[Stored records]
--

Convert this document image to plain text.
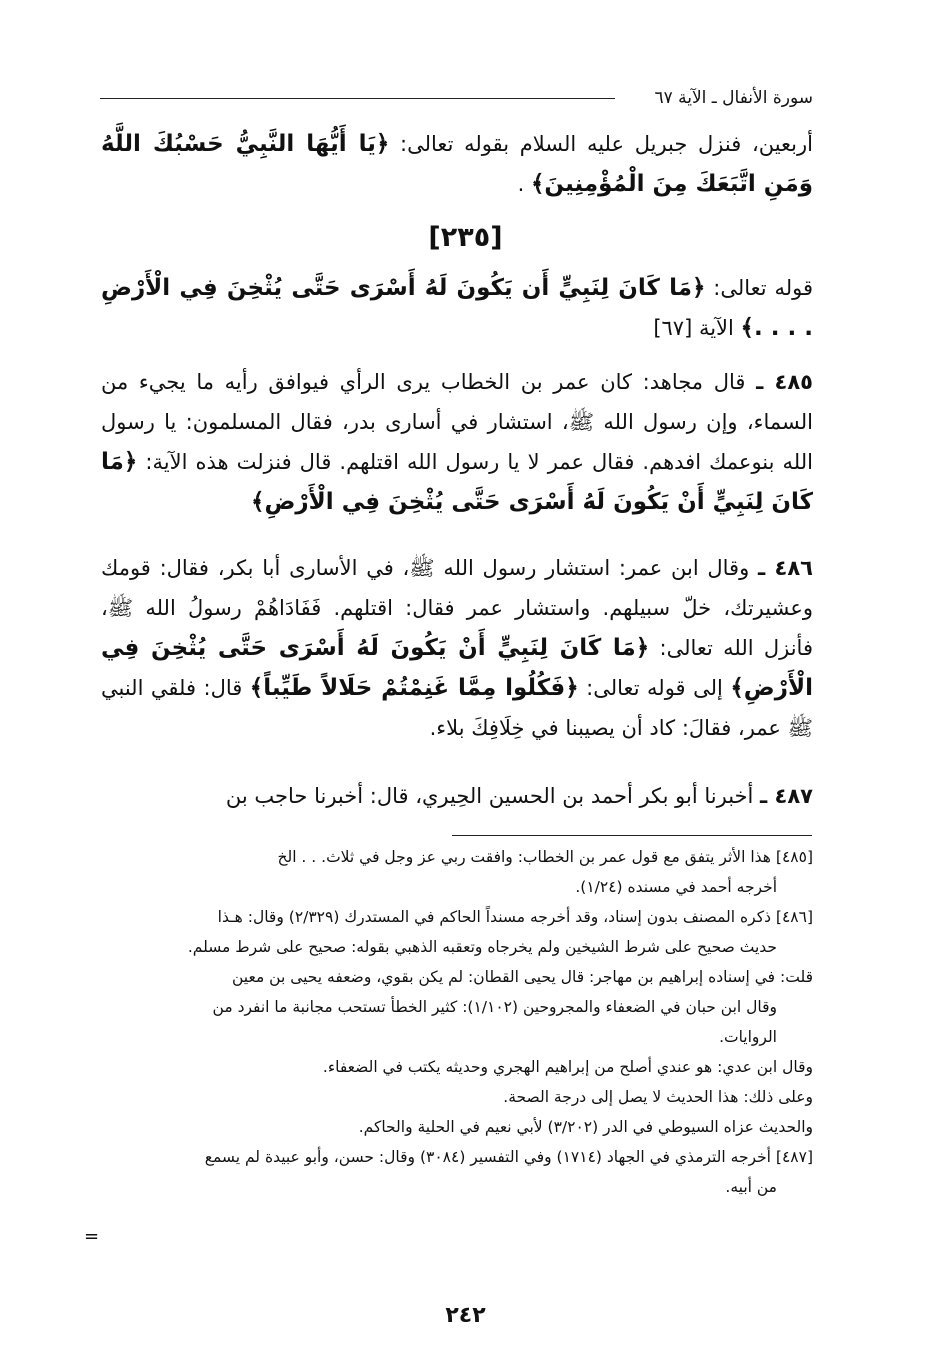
سورة الأنفال ـ الآية ٦٧
أربعين، فنزل جبريل عليه السلام بقوله تعالى: ﴿يَا أَيُّهَا النَّبِيُّ حَسْبُكَ اللَّهُ وَمَنِ اتَّبَعَكَ مِنَ الْمُؤْمِنِينَ﴾ .
[٢٣٥]
قوله تعالى: ﴿مَا كَانَ لِنَبِيٍّ أَن يَكُونَ لَهُ أَسْرَى حَتَّى يُثْخِنَ فِي الْأَرْضِ . . . .﴾ الآية [٦٧]
٤٨٥ ـ قال مجاهد: كان عمر بن الخطاب يرى الرأي فيوافق رأيه ما يجيء من السماء، وإن رسول الله ﷺ، استشار في أسارى بدر، فقال المسلمون: يا رسول الله بنوعمك افدهم. فقال عمر لا يا رسول الله اقتلهم. قال فنزلت هذه الآية: ﴿مَا كَانَ لِنَبِيٍّ أَنْ يَكُونَ لَهُ أَسْرَى حَتَّى يُثْخِنَ فِي الْأَرْضِ﴾
٤٨٦ ـ وقال ابن عمر: استشار رسول الله ﷺ، في الأسارى أبا بكر، فقال: قومك وعشيرتك، خلّ سبيلهم. واستشار عمر فقال: اقتلهم. فَفَادَاهُمْ رسولُ الله ﷺ، فأنزل الله تعالى: ﴿مَا كَانَ لِنَبِيٍّ أَنْ يَكُونَ لَهُ أَسْرَى حَتَّى يُثْخِنَ فِي الْأَرْضِ﴾ إلى قوله تعالى: ﴿فَكُلُوا مِمَّا غَنِمْتُمْ حَلَالاً طَيِّباً﴾ قال: فلقي النبي ﷺ عمر، فقالَ: كاد أن يصيبنا في خِلَافِكَ بلاء.
٤٨٧ ـ أخبرنا أبو بكر أحمد بن الحسين الحِيري، قال: أخبرنا حاجب بن
[٤٨٥] هذا الأثر يتفق مع قول عمر بن الخطاب: وافقت ربي عز وجل في ثلاث. . . الخ
أخرجه أحمد في مسنده (١/٢٤).
[٤٨٦] ذكره المصنف بدون إسناد، وقد أخرجه مسنداً الحاكم في المستدرك (٢/٣٢٩) وقال: هـذا
حديث صحيح على شرط الشيخين ولم يخرجاه وتعقبه الذهبي بقوله: صحيح على شرط مسلم.
قلت: في إسناده إبراهيم بن مهاجر: قال يحيى القطان: لم يكن بقوي، وضعفه يحيى بن معين
وقال ابن حبان في الضعفاء والمجروحين (١/١٠٢): كثير الخطأ تستحب مجانبة ما انفرد من
الروايات.
وقال ابن عدي: هو عندي أصلح من إبراهيم الهجري وحديثه يكتب في الضعفاء.
وعلى ذلك: هذا الحديث لا يصل إلى درجة الصحة.
والحديث عزاه السيوطي في الدر (٣/٢٠٢) لأبي نعيم في الحلية والحاكم.
[٤٨٧] أخرجه الترمذي في الجهاد (١٧١٤) وفي التفسير (٣٠٨٤) وقال: حسن، وأبو عبيدة لم يسمع
من أبيه.
=
٢٤٢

--

Work to do:
Keep only the lines that hold the string "رسول", and copy them out.

Exercise solution:
٤٨٥ ـ قال مجاهد: كان عمر بن الخطاب يرى الرأي فيوافق رأيه ما يجيء من السماء، وإن رسول الله ﷺ، استشار في أسارى بدر، فقال المسلمون: يا رسول الله بنوعمك افدهم. فقال عمر لا يا رسول الله اقتلهم. قال فنزلت هذه الآية: ﴿مَا كَانَ لِنَبِيٍّ أَنْ يَكُونَ لَهُ أَسْرَى حَتَّى يُثْخِنَ فِي الْأَرْضِ﴾
٤٨٦ ـ وقال ابن عمر: استشار رسول الله ﷺ، في الأسارى أبا بكر، فقال: قومك وعشيرتك، خلّ سبيلهم. واستشار عمر فقال: اقتلهم. فَفَادَاهُمْ رسولُ الله ﷺ، فأنزل الله تعالى: ﴿مَا كَانَ لِنَبِيٍّ أَنْ يَكُونَ لَهُ أَسْرَى حَتَّى يُثْخِنَ فِي الْأَرْضِ﴾ إلى قوله تعالى: ﴿فَكُلُوا مِمَّا غَنِمْتُمْ حَلَالاً طَيِّباً﴾ قال: فلقي النبي ﷺ عمر، فقالَ: كاد أن يصيبنا في خِلَافِكَ بلاء.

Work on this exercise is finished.